◆ **本文**

汲み取りをめぐって糞尿まみれになる2人の若者の姿は滑稽だが、この仕事は今で言う「循環型社会」の一翼を担っていた。人間から出た汚物は農家に引き取られ、農作物を育てる肥料に使われる。これは高度経済成長とともに下水道が整備され、さらに水洗式トイレが普及するまで戦後もかなりの期間続いていた。一方、おきくの父は藩からやってきたと思われる刺客によって殺害される。現場に駆け付けたおきくものどを刺されて重体となり、一命をとりとめたものの声を失ってしまう。失意のおきくを長屋の人々や寺の住職(眞木蔵人)、中次らが励まし、おきくはやがて寺子屋に戻って、手話に似た仕草で子どもたちに文字を教える。子どもたちに混じって中次の姿もある。

映画のタイトルにはどんな意味があるのか、ここでは書かない。この映画はモノクロが特徴で序と結、7章のエピソードをつなぎ合わせており、その終わりの短時間だけカラーとなっている。糞尿(本物かどうかは分からない)がしばしば映し出されるだけにモノクロでよかったし、見ていて嫌悪感もない。それにしても、市井に生きる人たちはたくましい。侍屋敷の仲間(ちゅげん)から馬鹿にされても若者はひるまず、おきくは声を失っても立ち直る。おきくを演じた黒木がこの映画でも好演をしている。映画を見終えて、私は格差社会に生きる現代人への応援歌のようだと感じた。

◆ **資料**

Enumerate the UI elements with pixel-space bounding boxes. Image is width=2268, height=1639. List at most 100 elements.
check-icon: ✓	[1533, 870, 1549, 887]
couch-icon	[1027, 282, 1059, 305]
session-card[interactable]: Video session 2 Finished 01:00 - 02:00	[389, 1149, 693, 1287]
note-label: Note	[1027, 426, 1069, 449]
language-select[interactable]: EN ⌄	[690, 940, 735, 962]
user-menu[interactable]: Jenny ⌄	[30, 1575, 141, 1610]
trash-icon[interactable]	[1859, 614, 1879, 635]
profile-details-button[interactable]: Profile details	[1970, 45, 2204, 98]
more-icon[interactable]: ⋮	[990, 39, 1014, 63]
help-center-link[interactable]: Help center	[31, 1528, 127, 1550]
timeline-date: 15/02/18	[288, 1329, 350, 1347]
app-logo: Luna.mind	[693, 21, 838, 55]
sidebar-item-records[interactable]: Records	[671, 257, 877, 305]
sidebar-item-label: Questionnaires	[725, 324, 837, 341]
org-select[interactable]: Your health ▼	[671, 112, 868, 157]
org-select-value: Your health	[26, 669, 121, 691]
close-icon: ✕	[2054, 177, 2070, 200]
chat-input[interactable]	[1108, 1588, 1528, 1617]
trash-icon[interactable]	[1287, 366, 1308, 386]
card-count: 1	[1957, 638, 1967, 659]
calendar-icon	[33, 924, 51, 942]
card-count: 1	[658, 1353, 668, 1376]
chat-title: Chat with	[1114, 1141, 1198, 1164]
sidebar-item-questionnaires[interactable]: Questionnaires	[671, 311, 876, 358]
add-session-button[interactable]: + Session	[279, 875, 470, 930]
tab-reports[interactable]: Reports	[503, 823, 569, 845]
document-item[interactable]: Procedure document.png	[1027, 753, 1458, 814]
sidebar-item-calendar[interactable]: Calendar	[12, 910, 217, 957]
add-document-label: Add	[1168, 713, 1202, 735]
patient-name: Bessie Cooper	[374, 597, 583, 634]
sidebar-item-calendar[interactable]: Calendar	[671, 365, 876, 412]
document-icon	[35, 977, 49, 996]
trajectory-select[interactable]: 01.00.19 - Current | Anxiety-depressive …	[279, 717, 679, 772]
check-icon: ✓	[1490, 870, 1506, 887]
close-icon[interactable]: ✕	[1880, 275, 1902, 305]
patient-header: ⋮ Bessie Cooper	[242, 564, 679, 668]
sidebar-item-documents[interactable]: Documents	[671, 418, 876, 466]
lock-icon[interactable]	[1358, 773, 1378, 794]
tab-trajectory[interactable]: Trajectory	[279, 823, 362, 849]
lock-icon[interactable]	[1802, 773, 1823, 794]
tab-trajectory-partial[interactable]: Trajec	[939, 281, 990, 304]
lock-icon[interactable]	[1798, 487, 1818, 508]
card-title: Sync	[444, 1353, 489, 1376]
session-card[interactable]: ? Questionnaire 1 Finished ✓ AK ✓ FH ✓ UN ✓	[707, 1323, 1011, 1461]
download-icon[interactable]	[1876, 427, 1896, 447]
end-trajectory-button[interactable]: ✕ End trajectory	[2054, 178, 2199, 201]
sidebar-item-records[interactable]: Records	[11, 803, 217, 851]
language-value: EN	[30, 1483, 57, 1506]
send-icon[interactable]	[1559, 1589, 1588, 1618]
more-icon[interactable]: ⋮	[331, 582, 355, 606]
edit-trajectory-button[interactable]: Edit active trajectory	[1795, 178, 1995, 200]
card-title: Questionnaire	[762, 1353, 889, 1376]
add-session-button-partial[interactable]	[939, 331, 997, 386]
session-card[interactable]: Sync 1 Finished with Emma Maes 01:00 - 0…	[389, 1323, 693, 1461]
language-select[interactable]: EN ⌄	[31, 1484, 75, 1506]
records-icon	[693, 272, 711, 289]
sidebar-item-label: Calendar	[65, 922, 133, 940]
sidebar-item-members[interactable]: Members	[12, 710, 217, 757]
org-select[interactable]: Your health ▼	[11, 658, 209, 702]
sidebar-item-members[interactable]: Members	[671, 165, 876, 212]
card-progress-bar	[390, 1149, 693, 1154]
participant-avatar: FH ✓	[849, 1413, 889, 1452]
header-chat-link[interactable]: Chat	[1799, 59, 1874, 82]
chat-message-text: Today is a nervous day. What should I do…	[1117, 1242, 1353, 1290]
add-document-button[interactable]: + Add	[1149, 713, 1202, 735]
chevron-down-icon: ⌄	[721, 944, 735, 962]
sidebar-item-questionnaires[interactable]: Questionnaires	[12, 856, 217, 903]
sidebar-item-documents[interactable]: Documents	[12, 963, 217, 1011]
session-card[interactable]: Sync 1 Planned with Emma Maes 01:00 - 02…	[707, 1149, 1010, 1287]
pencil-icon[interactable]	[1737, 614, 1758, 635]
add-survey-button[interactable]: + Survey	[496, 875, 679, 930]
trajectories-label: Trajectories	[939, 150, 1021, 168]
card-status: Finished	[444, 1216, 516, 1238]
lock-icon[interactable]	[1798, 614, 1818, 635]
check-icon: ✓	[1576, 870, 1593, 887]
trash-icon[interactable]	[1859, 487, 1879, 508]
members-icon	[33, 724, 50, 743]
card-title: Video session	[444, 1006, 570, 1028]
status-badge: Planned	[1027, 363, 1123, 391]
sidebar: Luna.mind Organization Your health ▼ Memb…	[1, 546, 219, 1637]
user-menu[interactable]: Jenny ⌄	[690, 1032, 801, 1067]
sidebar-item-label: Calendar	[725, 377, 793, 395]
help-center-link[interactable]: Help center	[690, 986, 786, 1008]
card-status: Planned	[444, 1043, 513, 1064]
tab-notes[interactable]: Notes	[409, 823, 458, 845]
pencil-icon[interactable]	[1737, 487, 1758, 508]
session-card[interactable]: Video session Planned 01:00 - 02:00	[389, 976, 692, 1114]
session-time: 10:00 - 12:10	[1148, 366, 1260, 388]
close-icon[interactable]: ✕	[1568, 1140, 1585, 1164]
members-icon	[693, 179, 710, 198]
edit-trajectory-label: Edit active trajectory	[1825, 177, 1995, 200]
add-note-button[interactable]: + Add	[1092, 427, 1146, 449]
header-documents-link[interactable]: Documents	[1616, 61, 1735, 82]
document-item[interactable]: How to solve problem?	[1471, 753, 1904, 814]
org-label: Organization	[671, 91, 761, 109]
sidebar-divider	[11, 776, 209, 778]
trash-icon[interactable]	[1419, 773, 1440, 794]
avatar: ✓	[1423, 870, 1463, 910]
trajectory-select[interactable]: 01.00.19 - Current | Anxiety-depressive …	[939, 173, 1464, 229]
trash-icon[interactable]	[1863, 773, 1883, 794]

◆ **取り組む課題**
映画について述べた本文のうち、「汲み取りをめぐって糞尿まみれ」から始まり「ちに混じって中次の姿もある。」までの部分を、一字も変えずに書き写してください。

◆ **正しい解答**
汲み取りをめぐって糞尿まみれになる2人の若者の姿は滑稽だが、この仕事は今で言う「循環型社会」の一翼を担っていた。人間から出た汚物は農家に引き取られ、農作物を育てる肥料に使われる。これは高度経済成長とともに下水道が整備され、さらに水洗式トイレが普及するまで戦後もかなりの期間続いていた。一方、おきくの父は藩からやってきたと思われる刺客によって殺害される。現場に駆け付けたおきくものどを刺されて重体となり、一命をとりとめたものの声を失ってしまう。失意のおきくを長屋の人々や寺の住職(眞木蔵人)、中次らが励まし、おきくはやがて寺子屋に戻って、手話に似た仕草で子どもたちに文字を教える。子どもたちに混じって中次の姿もある。